-- Start --

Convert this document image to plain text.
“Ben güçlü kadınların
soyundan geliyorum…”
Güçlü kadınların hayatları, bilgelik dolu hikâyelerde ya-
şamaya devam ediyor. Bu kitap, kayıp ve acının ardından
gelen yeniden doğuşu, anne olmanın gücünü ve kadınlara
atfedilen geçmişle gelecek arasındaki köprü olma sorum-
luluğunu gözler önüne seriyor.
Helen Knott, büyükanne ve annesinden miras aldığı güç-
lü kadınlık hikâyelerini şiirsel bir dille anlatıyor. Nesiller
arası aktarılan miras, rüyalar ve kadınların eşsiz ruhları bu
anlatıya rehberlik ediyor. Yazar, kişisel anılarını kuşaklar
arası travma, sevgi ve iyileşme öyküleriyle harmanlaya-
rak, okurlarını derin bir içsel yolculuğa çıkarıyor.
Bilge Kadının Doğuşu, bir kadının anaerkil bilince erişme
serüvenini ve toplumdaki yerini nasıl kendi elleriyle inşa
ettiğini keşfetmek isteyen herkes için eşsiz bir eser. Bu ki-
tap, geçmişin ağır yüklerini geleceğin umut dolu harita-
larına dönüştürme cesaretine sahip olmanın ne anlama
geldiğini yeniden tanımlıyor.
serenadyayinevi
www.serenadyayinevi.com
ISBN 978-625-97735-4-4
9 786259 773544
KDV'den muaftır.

-- End --

• _What is required_
Quote each line above in full, word for word.

• _Written answer_
Convert this document image to plain text.
“Ben güçlü kadınların
soyundan geliyorum…”
Güçlü kadınların hayatları, bilgelik dolu hikâyelerde ya-
şamaya devam ediyor. Bu kitap, kayıp ve acının ardından
gelen yeniden doğuşu, anne olmanın gücünü ve kadınlara
atfedilen geçmişle gelecek arasındaki köprü olma sorum-
luluğunu gözler önüne seriyor.
Helen Knott, büyükanne ve annesinden miras aldığı güç-
lü kadınlık hikâyelerini şiirsel bir dille anlatıyor. Nesiller
arası aktarılan miras, rüyalar ve kadınların eşsiz ruhları bu
anlatıya rehberlik ediyor. Yazar, kişisel anılarını kuşaklar
arası travma, sevgi ve iyileşme öyküleriyle harmanlaya-
rak, okurlarını derin bir içsel yolculuğa çıkarıyor.
Bilge Kadının Doğuşu, bir kadının anaerkil bilince erişme
serüvenini ve toplumdaki yerini nasıl kendi elleriyle inşa
ettiğini keşfetmek isteyen herkes için eşsiz bir eser. Bu ki-
tap, geçmişin ağır yüklerini geleceğin umut dolu harita-
larına dönüştürme cesaretine sahip olmanın ne anlama
geldiğini yeniden tanımlıyor.
serenadyayinevi
www.serenadyayinevi.com
ISBN 978-625-97735-4-4
9 786259 773544
KDV'den muaftır.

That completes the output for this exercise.